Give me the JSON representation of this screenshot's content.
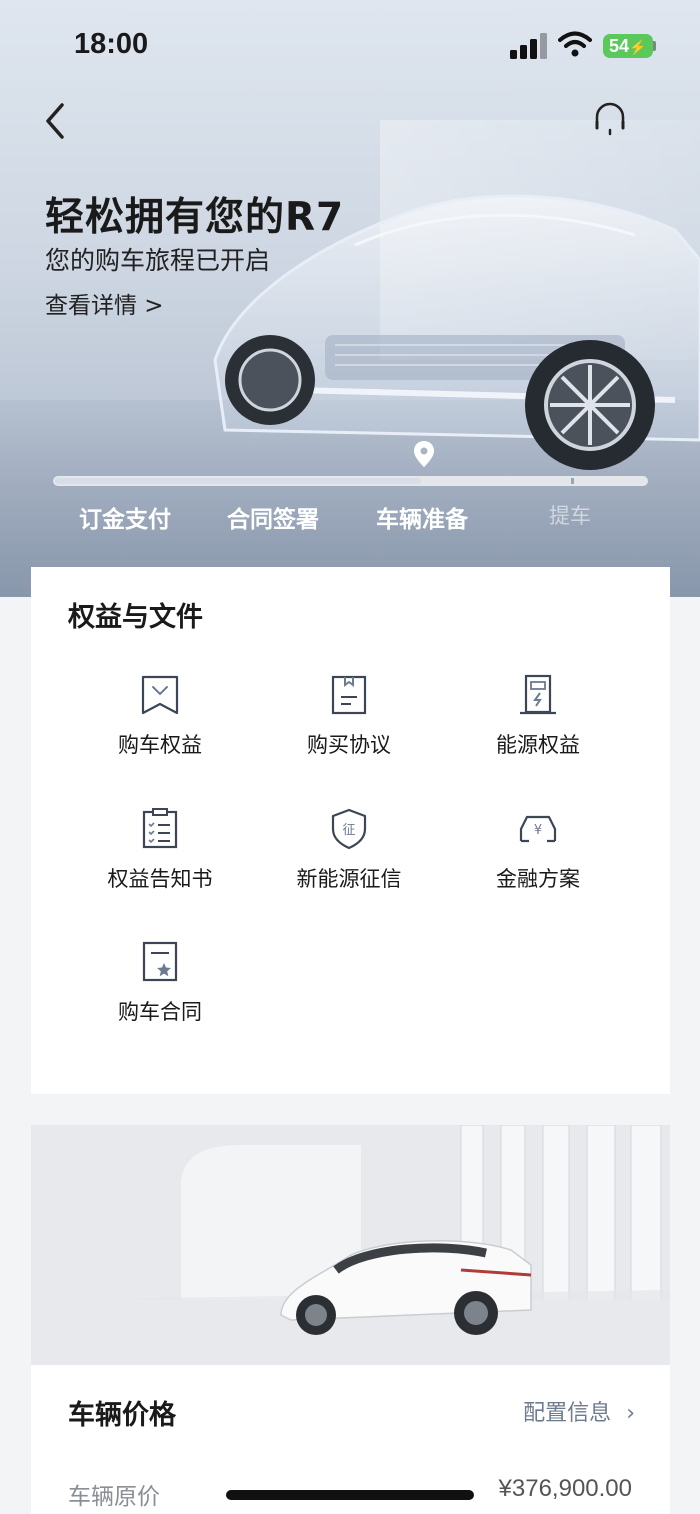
{
  "status_bar": {
    "time": "18:00",
    "battery": "54"
  },
  "hero": {
    "title": "轻松拥有您的R7",
    "subtitle": "您的购车旅程已开启",
    "details_link": "查看详情 >"
  },
  "progress": {
    "level": 0.62,
    "steps": [
      {
        "label": "订金支付",
        "done": true
      },
      {
        "label": "合同签署",
        "done": true
      },
      {
        "label": "车辆准备",
        "done": true
      },
      {
        "label": "提车",
        "done": false
      }
    ]
  },
  "benefits": {
    "title": "权益与文件",
    "items": [
      {
        "label": "购车权益",
        "icon": "bookmark-icon"
      },
      {
        "label": "购买协议",
        "icon": "agreement-doc-icon"
      },
      {
        "label": "能源权益",
        "icon": "charging-pile-icon"
      },
      {
        "label": "权益告知书",
        "icon": "checklist-icon"
      },
      {
        "label": "新能源征信",
        "icon": "shield-credit-icon"
      },
      {
        "label": "金融方案",
        "icon": "car-yuan-icon"
      },
      {
        "label": "购车合同",
        "icon": "contract-star-icon"
      }
    ]
  },
  "vehicle_price": {
    "title": "车辆价格",
    "config_link": "配置信息",
    "original_price_label": "车辆原价",
    "original_price_value": "¥376,900.00"
  },
  "colors": {
    "accent_link": "#6d7b8e",
    "icon_stroke": "#3d4654",
    "battery_green": "#5ac85a"
  }
}
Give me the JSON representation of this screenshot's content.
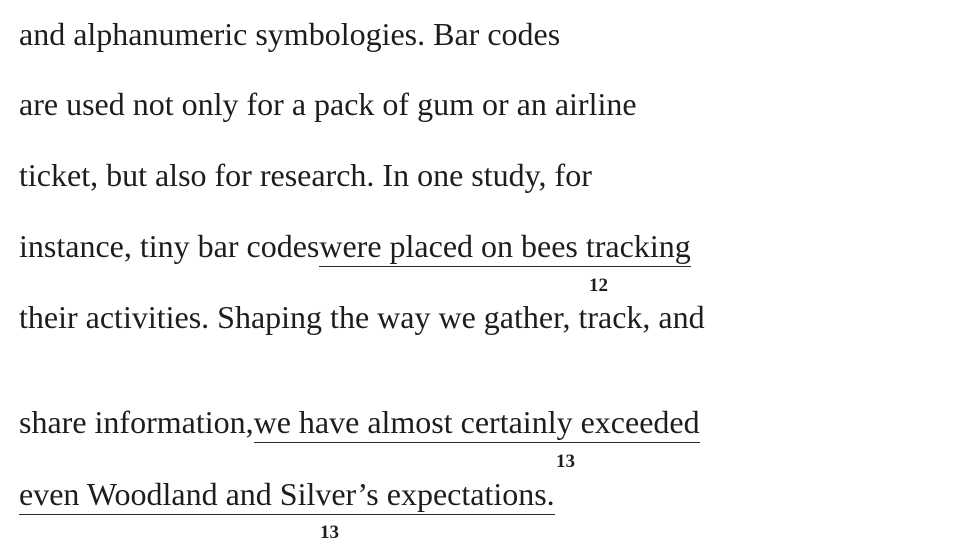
{
  "passage": {
    "line1": "and alphanumeric symbologies. Bar codes",
    "line2": "are used not only for a pack of gum or an airline",
    "line3": "ticket, but also for research. In one study, for",
    "line4_plain": "instance, tiny bar codes ",
    "line4_underlined": "were placed on bees tracking",
    "line5": "their activities. Shaping the way we gather, track, and",
    "line6_plain": "share information, ",
    "line6_underlined": "we have almost certainly exceeded",
    "line7_underlined": "even Woodland and Silver’s expectations."
  },
  "question_markers": {
    "q12": "12",
    "q13a": "13",
    "q13b": "13"
  }
}
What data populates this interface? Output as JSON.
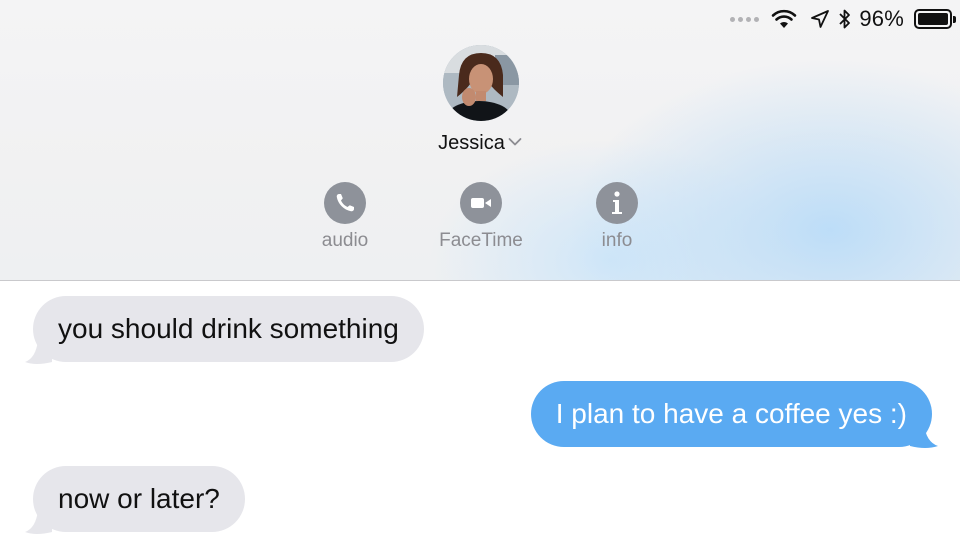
{
  "status_bar": {
    "battery_percent": "96%",
    "icons": [
      "signal-dots-icon",
      "wifi-icon",
      "location-arrow-icon",
      "bluetooth-icon",
      "battery-icon"
    ]
  },
  "contact": {
    "name": "Jessica",
    "avatar": "contact-photo"
  },
  "actions": [
    {
      "label": "audio",
      "icon": "phone-icon"
    },
    {
      "label": "FaceTime",
      "icon": "video-camera-icon"
    },
    {
      "label": "info",
      "icon": "info-icon"
    }
  ],
  "messages": [
    {
      "direction": "incoming",
      "text": "you should drink something"
    },
    {
      "direction": "outgoing",
      "text": "I plan to have a coffee yes :)"
    },
    {
      "direction": "incoming",
      "text": "now or later?"
    }
  ],
  "colors": {
    "incoming_bubble": "#e6e6eb",
    "outgoing_bubble": "#5aaaf2",
    "action_icon": "#8e929a"
  }
}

---*---

_Exercise directions_
Transcribe the records word for word and include no pictures.

_The result_
Give me the JSON representation of this screenshot's content.
{
  "status_bar": {
    "time": "18:00",
    "battery": "54"
  },
  "hero": {
    "title": "轻松拥有您的R7",
    "subtitle": "您的购车旅程已开启",
    "details_link": "查看详情 >"
  },
  "progress": {
    "level": 0.62,
    "steps": [
      {
        "label": "订金支付",
        "done": true
      },
      {
        "label": "合同签署",
        "done": true
      },
      {
        "label": "车辆准备",
        "done": true
      },
      {
        "label": "提车",
        "done": false
      }
    ]
  },
  "benefits": {
    "title": "权益与文件",
    "items": [
      {
        "label": "购车权益",
        "icon": "bookmark-icon"
      },
      {
        "label": "购买协议",
        "icon": "agreement-doc-icon"
      },
      {
        "label": "能源权益",
        "icon": "charging-pile-icon"
      },
      {
        "label": "权益告知书",
        "icon": "checklist-icon"
      },
      {
        "label": "新能源征信",
        "icon": "shield-credit-icon"
      },
      {
        "label": "金融方案",
        "icon": "car-yuan-icon"
      },
      {
        "label": "购车合同",
        "icon": "contract-star-icon"
      }
    ]
  },
  "vehicle_price": {
    "title": "车辆价格",
    "config_link": "配置信息",
    "original_price_label": "车辆原价",
    "original_price_value": "¥376,900.00"
  },
  "colors": {
    "accent_link": "#6d7b8e",
    "icon_stroke": "#3d4654",
    "battery_green": "#5ac85a"
  }
}
Give me the JSON representation of this screenshot's content.
{
  "passage": {
    "line1": "and alphanumeric symbologies. Bar codes",
    "line2": "are used not only for a pack of gum or an airline",
    "line3": "ticket, but also for research. In one study, for",
    "line4_plain": "instance, tiny bar codes ",
    "line4_underlined": "were placed on bees tracking",
    "line5": "their activities. Shaping the way we gather, track, and",
    "line6_plain": "share information, ",
    "line6_underlined": "we have almost certainly exceeded",
    "line7_underlined": "even Woodland and Silver’s expectations."
  },
  "question_markers": {
    "q12": "12",
    "q13a": "13",
    "q13b": "13"
  }
}
What data populates this interface? Output as JSON.
{
  "status_bar": {
    "battery_percent": "96%",
    "icons": [
      "signal-dots-icon",
      "wifi-icon",
      "location-arrow-icon",
      "bluetooth-icon",
      "battery-icon"
    ]
  },
  "contact": {
    "name": "Jessica",
    "avatar": "contact-photo"
  },
  "actions": [
    {
      "label": "audio",
      "icon": "phone-icon"
    },
    {
      "label": "FaceTime",
      "icon": "video-camera-icon"
    },
    {
      "label": "info",
      "icon": "info-icon"
    }
  ],
  "messages": [
    {
      "direction": "incoming",
      "text": "you should drink something"
    },
    {
      "direction": "outgoing",
      "text": "I plan to have a coffee yes :)"
    },
    {
      "direction": "incoming",
      "text": "now or later?"
    }
  ],
  "colors": {
    "incoming_bubble": "#e6e6eb",
    "outgoing_bubble": "#5aaaf2",
    "action_icon": "#8e929a"
  }
}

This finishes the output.